##### Task input #####
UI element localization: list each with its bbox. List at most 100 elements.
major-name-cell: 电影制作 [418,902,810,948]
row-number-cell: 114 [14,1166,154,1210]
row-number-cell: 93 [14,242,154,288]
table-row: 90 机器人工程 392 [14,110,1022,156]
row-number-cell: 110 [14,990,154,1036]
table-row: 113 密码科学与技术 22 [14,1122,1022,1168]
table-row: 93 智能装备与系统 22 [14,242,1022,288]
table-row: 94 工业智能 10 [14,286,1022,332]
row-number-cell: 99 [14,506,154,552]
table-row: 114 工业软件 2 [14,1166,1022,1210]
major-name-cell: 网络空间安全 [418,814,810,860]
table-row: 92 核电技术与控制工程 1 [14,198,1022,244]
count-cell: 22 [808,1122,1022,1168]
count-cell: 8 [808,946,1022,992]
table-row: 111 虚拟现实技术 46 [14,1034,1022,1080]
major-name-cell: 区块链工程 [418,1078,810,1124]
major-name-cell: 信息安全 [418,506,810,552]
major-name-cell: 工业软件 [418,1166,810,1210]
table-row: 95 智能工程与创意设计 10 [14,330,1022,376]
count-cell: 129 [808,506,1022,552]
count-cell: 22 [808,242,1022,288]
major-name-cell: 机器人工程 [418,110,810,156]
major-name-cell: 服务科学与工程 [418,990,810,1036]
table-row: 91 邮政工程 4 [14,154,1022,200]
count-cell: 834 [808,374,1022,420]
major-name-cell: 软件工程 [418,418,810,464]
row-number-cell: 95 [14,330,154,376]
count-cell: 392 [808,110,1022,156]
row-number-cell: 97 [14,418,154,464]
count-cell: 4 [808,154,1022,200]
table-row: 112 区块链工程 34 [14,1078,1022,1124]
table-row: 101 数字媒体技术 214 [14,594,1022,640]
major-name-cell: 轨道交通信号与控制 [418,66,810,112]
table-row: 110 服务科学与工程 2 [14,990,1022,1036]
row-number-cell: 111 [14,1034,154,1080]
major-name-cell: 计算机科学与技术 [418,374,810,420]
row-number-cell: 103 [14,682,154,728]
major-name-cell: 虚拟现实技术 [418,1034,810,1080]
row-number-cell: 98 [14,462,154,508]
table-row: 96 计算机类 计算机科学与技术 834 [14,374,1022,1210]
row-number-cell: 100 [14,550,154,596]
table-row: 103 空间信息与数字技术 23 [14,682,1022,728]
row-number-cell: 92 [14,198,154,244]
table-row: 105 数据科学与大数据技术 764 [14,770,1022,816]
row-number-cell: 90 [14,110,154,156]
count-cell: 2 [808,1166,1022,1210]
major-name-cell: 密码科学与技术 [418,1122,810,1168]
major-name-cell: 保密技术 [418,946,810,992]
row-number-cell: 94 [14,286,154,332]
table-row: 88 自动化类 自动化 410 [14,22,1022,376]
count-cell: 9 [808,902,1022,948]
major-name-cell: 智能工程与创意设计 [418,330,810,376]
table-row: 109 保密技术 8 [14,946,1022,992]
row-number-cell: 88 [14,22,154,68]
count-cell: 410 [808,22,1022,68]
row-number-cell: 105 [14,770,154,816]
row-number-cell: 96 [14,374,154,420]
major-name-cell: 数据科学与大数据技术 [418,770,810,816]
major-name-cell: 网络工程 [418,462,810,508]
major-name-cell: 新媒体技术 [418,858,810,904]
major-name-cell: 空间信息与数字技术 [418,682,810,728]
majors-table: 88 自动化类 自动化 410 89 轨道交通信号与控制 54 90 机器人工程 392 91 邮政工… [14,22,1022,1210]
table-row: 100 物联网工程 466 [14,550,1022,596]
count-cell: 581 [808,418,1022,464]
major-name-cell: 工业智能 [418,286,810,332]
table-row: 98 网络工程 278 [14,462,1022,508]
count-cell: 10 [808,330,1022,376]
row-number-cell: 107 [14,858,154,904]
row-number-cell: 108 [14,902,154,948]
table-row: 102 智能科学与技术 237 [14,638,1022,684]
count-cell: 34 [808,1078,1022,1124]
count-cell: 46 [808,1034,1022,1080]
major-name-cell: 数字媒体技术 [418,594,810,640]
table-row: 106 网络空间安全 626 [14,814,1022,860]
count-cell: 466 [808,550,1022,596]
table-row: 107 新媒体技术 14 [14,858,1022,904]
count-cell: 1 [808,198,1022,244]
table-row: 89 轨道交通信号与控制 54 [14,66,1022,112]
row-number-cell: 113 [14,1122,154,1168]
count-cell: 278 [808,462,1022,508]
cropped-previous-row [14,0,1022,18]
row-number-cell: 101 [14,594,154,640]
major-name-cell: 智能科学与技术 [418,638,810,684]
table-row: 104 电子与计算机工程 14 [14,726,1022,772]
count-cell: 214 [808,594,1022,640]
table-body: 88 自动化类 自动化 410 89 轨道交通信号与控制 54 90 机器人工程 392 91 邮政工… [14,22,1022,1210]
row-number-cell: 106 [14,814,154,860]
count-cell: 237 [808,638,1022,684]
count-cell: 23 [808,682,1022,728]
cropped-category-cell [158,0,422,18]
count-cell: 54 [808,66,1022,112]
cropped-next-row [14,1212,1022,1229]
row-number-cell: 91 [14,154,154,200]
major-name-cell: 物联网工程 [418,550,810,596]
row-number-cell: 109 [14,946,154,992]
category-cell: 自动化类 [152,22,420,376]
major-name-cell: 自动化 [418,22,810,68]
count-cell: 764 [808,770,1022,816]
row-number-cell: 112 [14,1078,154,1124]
#####
Present every line of the rows above as a Markdown table with the columns Number and Row text, leaving out any blank lines.

_Result of the task_
| Number | Row text |
|---|---|
| 1 | UI element localization: list each with its bbox. List at most 100 elements. |
| 2 | major-name-cell: 电影制作 [418,902,810,948] |
| 3 | row-number-cell: 114 [14,1166,154,1210] |
| 4 | row-number-cell: 93 [14,242,154,288] |
| 5 | table-row: 90 机器人工程 392 [14,110,1022,156] |
| 6 | row-number-cell: 110 [14,990,154,1036] |
| 7 | table-row: 113 密码科学与技术 22 [14,1122,1022,1168] |
| 8 | table-row: 93 智能装备与系统 22 [14,242,1022,288] |
| 9 | table-row: 94 工业智能 10 [14,286,1022,332] |
| 10 | row-number-cell: 99 [14,506,154,552] |
| 11 | table-row: 114 工业软件 2 [14,1166,1022,1210] |
| 12 | major-name-cell: 网络空间安全 [418,814,810,860] |
| 13 | table-row: 92 核电技术与控制工程 1 [14,198,1022,244] |
| 14 | count-cell: 22 [808,1122,1022,1168] |
| 15 | count-cell: 8 [808,946,1022,992] |
| 16 | table-row: 111 虚拟现实技术 46 [14,1034,1022,1080] |
| 17 | major-name-cell: 区块链工程 [418,1078,810,1124] |
| 18 | major-name-cell: 信息安全 [418,506,810,552] |
| 19 | major-name-cell: 工业软件 [418,1166,810,1210] |
| 20 | table-row: 95 智能工程与创意设计 10 [14,330,1022,376] |
| 21 | count-cell: 129 [808,506,1022,552] |
| 22 | count-cell: 22 [808,242,1022,288] |
| 23 | major-name-cell: 机器人工程 [418,110,810,156] |
| 24 | major-name-cell: 服务科学与工程 [418,990,810,1036] |
| 25 | table-row: 91 邮政工程 4 [14,154,1022,200] |
| 26 | count-cell: 834 [808,374,1022,420] |
| 27 | major-name-cell: 软件工程 [418,418,810,464] |
| 28 | row-number-cell: 95 [14,330,154,376] |
| 29 | count-cell: 392 [808,110,1022,156] |
| 30 | row-number-cell: 97 [14,418,154,464] |
| 31 | count-cell: 4 [808,154,1022,200] |
| 32 | table-row: 112 区块链工程 34 [14,1078,1022,1124] |
| 33 | table-row: 101 数字媒体技术 214 [14,594,1022,640] |
| 34 | major-name-cell: 轨道交通信号与控制 [418,66,810,112] |
| 35 | table-row: 110 服务科学与工程 2 [14,990,1022,1036] |
| 36 | row-number-cell: 111 [14,1034,154,1080] |
| 37 | major-name-cell: 计算机科学与技术 [418,374,810,420] |
| 38 | row-number-cell: 103 [14,682,154,728] |
| 39 | major-name-cell: 虚拟现实技术 [418,1034,810,1080] |
| 40 | row-number-cell: 98 [14,462,154,508] |
| 41 | table-row: 96 计算机类 计算机科学与技术 834 [14,374,1022,1210] |
| 42 | row-number-cell: 100 [14,550,154,596] |
| 43 | table-row: 103 空间信息与数字技术 23 [14,682,1022,728] |
| 44 | row-number-cell: 92 [14,198,154,244] |
| 45 | table-row: 105 数据科学与大数据技术 764 [14,770,1022,816] |
| 46 | row-number-cell: 90 [14,110,154,156] |
| 47 | count-cell: 2 [808,1166,1022,1210] |
| 48 | major-name-cell: 密码科学与技术 [418,1122,810,1168] |
| 49 | major-name-cell: 保密技术 [418,946,810,992] |
| 50 | row-number-cell: 94 [14,286,154,332] |
| 51 | table-row: 88 自动化类 自动化 410 [14,22,1022,376] |
| 52 | count-cell: 9 [808,902,1022,948] |
| 53 | major-name-cell: 智能工程与创意设计 [418,330,810,376] |
| 54 | table-row: 109 保密技术 8 [14,946,1022,992] |
| 55 | row-number-cell: 88 [14,22,154,68] |
| 56 | count-cell: 410 [808,22,1022,68] |
| 57 | row-number-cell: 105 [14,770,154,816] |
| 58 | row-number-cell: 96 [14,374,154,420] |
| 59 | major-name-cell: 数据科学与大数据技术 [418,770,810,816] |
| 60 | major-name-cell: 网络工程 [418,462,810,508] |
| 61 | major-name-cell: 新媒体技术 [418,858,810,904] |
| 62 | major-name-cell: 空间信息与数字技术 [418,682,810,728] |
| 63 | majors-table: 88 自动化类 自动化 410 89 轨道交通信号与控制 54 90 机器人工程 392 91 邮政工… [14,22,1022,1210] |
| 64 | table-row: 100 物联网工程 466 [14,550,1022,596] |
| 65 | count-cell: 581 [808,418,1022,464] |
| 66 | major-name-cell: 工业智能 [418,286,810,332] |
| 67 | table-row: 98 网络工程 278 [14,462,1022,508] |
| 68 | count-cell: 10 [808,330,1022,376] |
| 69 | row-number-cell: 107 [14,858,154,904] |
| 70 | row-number-cell: 108 [14,902,154,948] |
| 71 | table-row: 102 智能科学与技术 237 [14,638,1022,684] |
| 72 | count-cell: 34 [808,1078,1022,1124] |
| 73 | count-cell: 46 [808,1034,1022,1080] |
| 74 | major-name-cell: 数字媒体技术 [418,594,810,640] |
| 75 | table-row: 106 网络空间安全 626 [14,814,1022,860] |
| 76 | count-cell: 466 [808,550,1022,596] |
| 77 | table-row: 107 新媒体技术 14 [14,858,1022,904] |
| 78 | count-cell: 1 [808,198,1022,244] |
| 79 | table-row: 89 轨道交通信号与控制 54 [14,66,1022,112] |
| 80 | row-number-cell: 113 [14,1122,154,1168] |
| 81 | count-cell: 278 [808,462,1022,508] |
| 82 | cropped-previous-row [14,0,1022,18] |
| 83 | row-number-cell: 101 [14,594,154,640] |
| 84 | major-name-cell: 智能科学与技术 [418,638,810,684] |
| 85 | table-row: 104 电子与计算机工程 14 [14,726,1022,772] |
| 86 | count-cell: 214 [808,594,1022,640] |
| 87 | table-body: 88 自动化类 自动化 410 89 轨道交通信号与控制 54 90 机器人工程 392 91 邮政工… [14,22,1022,1210] |
| 88 | row-number-cell: 106 [14,814,154,860] |
| 89 | count-cell: 237 [808,638,1022,684] |
| 90 | count-cell: 23 [808,682,1022,728] |
| 91 | cropped-category-cell [158,0,422,18] |
| 92 | count-cell: 54 [808,66,1022,112] |
| 93 | cropped-next-row [14,1212,1022,1229] |
| 94 | row-number-cell: 91 [14,154,154,200] |
| 95 | major-name-cell: 物联网工程 [418,550,810,596] |
| 96 | row-number-cell: 109 [14,946,154,992] |
| 97 | category-cell: 自动化类 [152,22,420,376] |
| 98 | major-name-cell: 自动化 [418,22,810,68] |
| 99 | count-cell: 764 [808,770,1022,816] |
| 100 | row-number-cell: 112 [14,1078,154,1124] |